Make an exact copy of all the data.
-- BEGIN --
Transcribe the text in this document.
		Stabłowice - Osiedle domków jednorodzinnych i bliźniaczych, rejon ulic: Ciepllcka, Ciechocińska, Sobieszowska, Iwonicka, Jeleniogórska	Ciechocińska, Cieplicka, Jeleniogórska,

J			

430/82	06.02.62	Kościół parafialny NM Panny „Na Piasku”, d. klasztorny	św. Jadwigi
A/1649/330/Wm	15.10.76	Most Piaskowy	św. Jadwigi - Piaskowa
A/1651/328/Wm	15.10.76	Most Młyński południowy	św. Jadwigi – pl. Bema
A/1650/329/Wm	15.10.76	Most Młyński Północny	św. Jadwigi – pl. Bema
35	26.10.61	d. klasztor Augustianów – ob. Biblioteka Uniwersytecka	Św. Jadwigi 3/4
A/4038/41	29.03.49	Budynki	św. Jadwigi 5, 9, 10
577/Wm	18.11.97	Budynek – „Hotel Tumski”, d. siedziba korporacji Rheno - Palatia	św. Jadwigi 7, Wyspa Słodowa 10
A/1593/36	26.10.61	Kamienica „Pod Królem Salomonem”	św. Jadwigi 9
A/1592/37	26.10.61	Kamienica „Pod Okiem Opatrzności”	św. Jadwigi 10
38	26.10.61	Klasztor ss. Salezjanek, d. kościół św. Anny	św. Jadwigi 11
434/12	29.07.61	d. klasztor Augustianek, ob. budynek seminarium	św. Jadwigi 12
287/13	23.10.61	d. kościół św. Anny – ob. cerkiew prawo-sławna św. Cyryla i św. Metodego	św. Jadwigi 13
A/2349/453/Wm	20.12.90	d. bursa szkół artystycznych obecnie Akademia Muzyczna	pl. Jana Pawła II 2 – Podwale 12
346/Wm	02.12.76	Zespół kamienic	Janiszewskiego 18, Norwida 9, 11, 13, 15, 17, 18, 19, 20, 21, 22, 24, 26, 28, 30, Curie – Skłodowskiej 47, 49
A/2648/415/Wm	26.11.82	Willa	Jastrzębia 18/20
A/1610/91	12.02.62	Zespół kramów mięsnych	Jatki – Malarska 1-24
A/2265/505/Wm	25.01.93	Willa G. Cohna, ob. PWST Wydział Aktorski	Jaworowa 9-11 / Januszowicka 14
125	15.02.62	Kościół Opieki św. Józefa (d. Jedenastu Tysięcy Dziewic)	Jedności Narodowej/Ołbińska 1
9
-- END --
Written solution:
Transcribe the text in this document.
		Stabłowice - Osiedle domków jednorodzinnych i bliźniaczych, rejon ulic: Ciepllcka, Ciechocińska, Sobieszowska, Iwonicka, Jeleniogórska	Ciechocińska, Cieplicka, Jeleniogórska,

J			

430/82	06.02.62	Kościół parafialny NM Panny „Na Piasku”, d. klasztorny	św. Jadwigi
A/1649/330/Wm	15.10.76	Most Piaskowy	św. Jadwigi - Piaskowa
A/1651/328/Wm	15.10.76	Most Młyński południowy	św. Jadwigi – pl. Bema
A/1650/329/Wm	15.10.76	Most Młyński Północny	św. Jadwigi – pl. Bema
35	26.10.61	d. klasztor Augustianów – ob. Biblioteka Uniwersytecka	Św. Jadwigi 3/4
A/4038/41	29.03.49	Budynki	św. Jadwigi 5, 9, 10
577/Wm	18.11.97	Budynek – „Hotel Tumski”, d. siedziba korporacji Rheno - Palatia	św. Jadwigi 7, Wyspa Słodowa 10
A/1593/36	26.10.61	Kamienica „Pod Królem Salomonem”	św. Jadwigi 9
A/1592/37	26.10.61	Kamienica „Pod Okiem Opatrzności”	św. Jadwigi 10
38	26.10.61	Klasztor ss. Salezjanek, d. kościół św. Anny	św. Jadwigi 11
434/12	29.07.61	d. klasztor Augustianek, ob. budynek seminarium	św. Jadwigi 12
287/13	23.10.61	d. kościół św. Anny – ob. cerkiew prawo-sławna św. Cyryla i św. Metodego	św. Jadwigi 13
A/2349/453/Wm	20.12.90	d. bursa szkół artystycznych obecnie Akademia Muzyczna	pl. Jana Pawła II 2 – Podwale 12
346/Wm	02.12.76	Zespół kamienic	Janiszewskiego 18, Norwida 9, 11, 13, 15, 17, 18, 19, 20, 21, 22, 24, 26, 28, 30, Curie – Skłodowskiej 47, 49
A/2648/415/Wm	26.11.82	Willa	Jastrzębia 18/20
A/1610/91	12.02.62	Zespół kramów mięsnych	Jatki – Malarska 1-24
A/2265/505/Wm	25.01.93	Willa G. Cohna, ob. PWST Wydział Aktorski	Jaworowa 9-11 / Januszowicka 14
125	15.02.62	Kościół Opieki św. Józefa (d. Jedenastu Tysięcy Dziewic)	Jedności Narodowej/Ołbińska 1
9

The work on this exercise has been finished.